Stored items:
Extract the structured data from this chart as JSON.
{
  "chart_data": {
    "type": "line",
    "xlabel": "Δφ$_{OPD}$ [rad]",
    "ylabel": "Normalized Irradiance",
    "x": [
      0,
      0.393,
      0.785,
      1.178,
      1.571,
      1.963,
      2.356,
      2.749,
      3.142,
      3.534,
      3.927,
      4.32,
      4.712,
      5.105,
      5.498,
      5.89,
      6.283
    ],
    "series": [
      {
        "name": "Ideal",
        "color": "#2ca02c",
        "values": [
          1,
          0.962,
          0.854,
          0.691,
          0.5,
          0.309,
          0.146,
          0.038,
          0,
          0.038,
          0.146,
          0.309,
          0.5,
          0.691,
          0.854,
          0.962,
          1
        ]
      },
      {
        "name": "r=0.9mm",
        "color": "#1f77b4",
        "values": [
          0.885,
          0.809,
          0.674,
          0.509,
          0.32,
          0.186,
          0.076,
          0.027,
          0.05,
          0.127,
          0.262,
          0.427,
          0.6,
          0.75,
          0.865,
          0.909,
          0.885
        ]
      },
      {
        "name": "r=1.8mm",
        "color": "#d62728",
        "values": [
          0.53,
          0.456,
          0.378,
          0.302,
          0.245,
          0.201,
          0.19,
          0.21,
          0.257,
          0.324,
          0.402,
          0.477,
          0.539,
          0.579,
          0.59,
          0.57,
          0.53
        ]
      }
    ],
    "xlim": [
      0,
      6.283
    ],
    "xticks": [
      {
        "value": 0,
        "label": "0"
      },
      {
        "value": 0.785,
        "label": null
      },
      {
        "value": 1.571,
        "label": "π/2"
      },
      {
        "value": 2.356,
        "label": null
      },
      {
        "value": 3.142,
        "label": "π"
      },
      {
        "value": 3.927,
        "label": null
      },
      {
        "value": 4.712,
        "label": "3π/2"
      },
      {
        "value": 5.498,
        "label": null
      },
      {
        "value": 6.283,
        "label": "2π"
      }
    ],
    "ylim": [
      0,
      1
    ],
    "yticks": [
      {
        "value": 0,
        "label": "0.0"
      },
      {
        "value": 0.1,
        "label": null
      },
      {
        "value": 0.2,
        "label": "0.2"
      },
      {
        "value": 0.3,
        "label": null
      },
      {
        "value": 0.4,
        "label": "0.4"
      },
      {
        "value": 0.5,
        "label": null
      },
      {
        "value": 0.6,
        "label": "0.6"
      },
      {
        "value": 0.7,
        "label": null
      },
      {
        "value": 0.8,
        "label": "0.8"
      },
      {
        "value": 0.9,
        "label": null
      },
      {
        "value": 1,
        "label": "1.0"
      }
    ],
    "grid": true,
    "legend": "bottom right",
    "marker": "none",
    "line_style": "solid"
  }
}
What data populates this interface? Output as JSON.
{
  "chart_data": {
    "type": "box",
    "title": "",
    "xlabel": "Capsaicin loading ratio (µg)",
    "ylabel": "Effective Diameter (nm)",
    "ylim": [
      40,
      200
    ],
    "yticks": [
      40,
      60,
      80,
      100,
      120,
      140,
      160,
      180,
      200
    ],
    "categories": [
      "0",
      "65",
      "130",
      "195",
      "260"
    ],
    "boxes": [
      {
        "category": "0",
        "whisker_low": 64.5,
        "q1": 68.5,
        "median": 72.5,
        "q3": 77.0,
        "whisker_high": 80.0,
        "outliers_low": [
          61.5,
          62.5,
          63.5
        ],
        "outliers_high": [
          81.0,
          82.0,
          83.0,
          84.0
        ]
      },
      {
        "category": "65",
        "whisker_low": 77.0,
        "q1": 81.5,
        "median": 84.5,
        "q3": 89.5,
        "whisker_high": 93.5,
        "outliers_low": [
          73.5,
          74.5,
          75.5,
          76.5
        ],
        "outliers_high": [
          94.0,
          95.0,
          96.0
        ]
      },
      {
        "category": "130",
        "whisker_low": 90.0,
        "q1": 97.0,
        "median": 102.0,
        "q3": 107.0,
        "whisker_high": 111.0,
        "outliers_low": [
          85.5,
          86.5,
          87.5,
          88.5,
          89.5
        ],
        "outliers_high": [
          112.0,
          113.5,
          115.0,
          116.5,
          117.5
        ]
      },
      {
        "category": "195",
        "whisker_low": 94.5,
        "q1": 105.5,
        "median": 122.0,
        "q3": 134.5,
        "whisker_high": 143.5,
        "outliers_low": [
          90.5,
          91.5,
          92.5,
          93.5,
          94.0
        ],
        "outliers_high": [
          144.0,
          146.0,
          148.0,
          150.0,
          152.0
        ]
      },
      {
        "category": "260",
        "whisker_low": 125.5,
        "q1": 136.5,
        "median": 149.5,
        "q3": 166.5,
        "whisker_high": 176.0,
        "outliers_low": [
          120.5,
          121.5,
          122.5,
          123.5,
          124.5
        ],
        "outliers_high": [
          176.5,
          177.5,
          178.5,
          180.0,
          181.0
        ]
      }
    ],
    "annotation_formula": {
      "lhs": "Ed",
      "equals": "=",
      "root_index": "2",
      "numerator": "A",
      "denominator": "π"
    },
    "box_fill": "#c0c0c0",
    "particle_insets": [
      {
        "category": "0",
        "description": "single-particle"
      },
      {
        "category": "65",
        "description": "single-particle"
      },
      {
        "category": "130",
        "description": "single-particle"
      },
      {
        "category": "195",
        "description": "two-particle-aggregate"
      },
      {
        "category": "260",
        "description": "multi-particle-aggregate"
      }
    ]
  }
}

TASK OBJECTIVE: Transcribe the whole listing with nothing added or left out.

TASK SOLUTION:
Extract the structured data from this chart as JSON.
{
  "chart_data": {
    "type": "line",
    "xlabel": "Δφ$_{OPD}$ [rad]",
    "ylabel": "Normalized Irradiance",
    "x": [
      0,
      0.393,
      0.785,
      1.178,
      1.571,
      1.963,
      2.356,
      2.749,
      3.142,
      3.534,
      3.927,
      4.32,
      4.712,
      5.105,
      5.498,
      5.89,
      6.283
    ],
    "series": [
      {
        "name": "Ideal",
        "color": "#2ca02c",
        "values": [
          1,
          0.962,
          0.854,
          0.691,
          0.5,
          0.309,
          0.146,
          0.038,
          0,
          0.038,
          0.146,
          0.309,
          0.5,
          0.691,
          0.854,
          0.962,
          1
        ]
      },
      {
        "name": "r=0.9mm",
        "color": "#1f77b4",
        "values": [
          0.885,
          0.809,
          0.674,
          0.509,
          0.32,
          0.186,
          0.076,
          0.027,
          0.05,
          0.127,
          0.262,
          0.427,
          0.6,
          0.75,
          0.865,
          0.909,
          0.885
        ]
      },
      {
        "name": "r=1.8mm",
        "color": "#d62728",
        "values": [
          0.53,
          0.456,
          0.378,
          0.302,
          0.245,
          0.201,
          0.19,
          0.21,
          0.257,
          0.324,
          0.402,
          0.477,
          0.539,
          0.579,
          0.59,
          0.57,
          0.53
        ]
      }
    ],
    "xlim": [
      0,
      6.283
    ],
    "xticks": [
      {
        "value": 0,
        "label": "0"
      },
      {
        "value": 0.785,
        "label": null
      },
      {
        "value": 1.571,
        "label": "π/2"
      },
      {
        "value": 2.356,
        "label": null
      },
      {
        "value": 3.142,
        "label": "π"
      },
      {
        "value": 3.927,
        "label": null
      },
      {
        "value": 4.712,
        "label": "3π/2"
      },
      {
        "value": 5.498,
        "label": null
      },
      {
        "value": 6.283,
        "label": "2π"
      }
    ],
    "ylim": [
      0,
      1
    ],
    "yticks": [
      {
        "value": 0,
        "label": "0.0"
      },
      {
        "value": 0.1,
        "label": null
      },
      {
        "value": 0.2,
        "label": "0.2"
      },
      {
        "value": 0.3,
        "label": null
      },
      {
        "value": 0.4,
        "label": "0.4"
      },
      {
        "value": 0.5,
        "label": null
      },
      {
        "value": 0.6,
        "label": "0.6"
      },
      {
        "value": 0.7,
        "label": null
      },
      {
        "value": 0.8,
        "label": "0.8"
      },
      {
        "value": 0.9,
        "label": null
      },
      {
        "value": 1,
        "label": "1.0"
      }
    ],
    "grid": true,
    "legend": "bottom right",
    "marker": "none",
    "line_style": "solid"
  }
}
What data populates this interface? Output as JSON.
{
  "chart_data": {
    "type": "box",
    "title": "",
    "xlabel": "Capsaicin loading ratio (µg)",
    "ylabel": "Effective Diameter (nm)",
    "ylim": [
      40,
      200
    ],
    "yticks": [
      40,
      60,
      80,
      100,
      120,
      140,
      160,
      180,
      200
    ],
    "categories": [
      "0",
      "65",
      "130",
      "195",
      "260"
    ],
    "boxes": [
      {
        "category": "0",
        "whisker_low": 64.5,
        "q1": 68.5,
        "median": 72.5,
        "q3": 77.0,
        "whisker_high": 80.0,
        "outliers_low": [
          61.5,
          62.5,
          63.5
        ],
        "outliers_high": [
          81.0,
          82.0,
          83.0,
          84.0
        ]
      },
      {
        "category": "65",
        "whisker_low": 77.0,
        "q1": 81.5,
        "median": 84.5,
        "q3": 89.5,
        "whisker_high": 93.5,
        "outliers_low": [
          73.5,
          74.5,
          75.5,
          76.5
        ],
        "outliers_high": [
          94.0,
          95.0,
          96.0
        ]
      },
      {
        "category": "130",
        "whisker_low": 90.0,
        "q1": 97.0,
        "median": 102.0,
        "q3": 107.0,
        "whisker_high": 111.0,
        "outliers_low": [
          85.5,
          86.5,
          87.5,
          88.5,
          89.5
        ],
        "outliers_high": [
          112.0,
          113.5,
          115.0,
          116.5,
          117.5
        ]
      },
      {
        "category": "195",
        "whisker_low": 94.5,
        "q1": 105.5,
        "median": 122.0,
        "q3": 134.5,
        "whisker_high": 143.5,
        "outliers_low": [
          90.5,
          91.5,
          92.5,
          93.5,
          94.0
        ],
        "outliers_high": [
          144.0,
          146.0,
          148.0,
          150.0,
          152.0
        ]
      },
      {
        "category": "260",
        "whisker_low": 125.5,
        "q1": 136.5,
        "median": 149.5,
        "q3": 166.5,
        "whisker_high": 176.0,
        "outliers_low": [
          120.5,
          121.5,
          122.5,
          123.5,
          124.5
        ],
        "outliers_high": [
          176.5,
          177.5,
          178.5,
          180.0,
          181.0
        ]
      }
    ],
    "annotation_formula": {
      "lhs": "Ed",
      "equals": "=",
      "root_index": "2",
      "numerator": "A",
      "denominator": "π"
    },
    "box_fill": "#c0c0c0",
    "particle_insets": [
      {
        "category": "0",
        "description": "single-particle"
      },
      {
        "category": "65",
        "description": "single-particle"
      },
      {
        "category": "130",
        "description": "single-particle"
      },
      {
        "category": "195",
        "description": "two-particle-aggregate"
      },
      {
        "category": "260",
        "description": "multi-particle-aggregate"
      }
    ]
  }
}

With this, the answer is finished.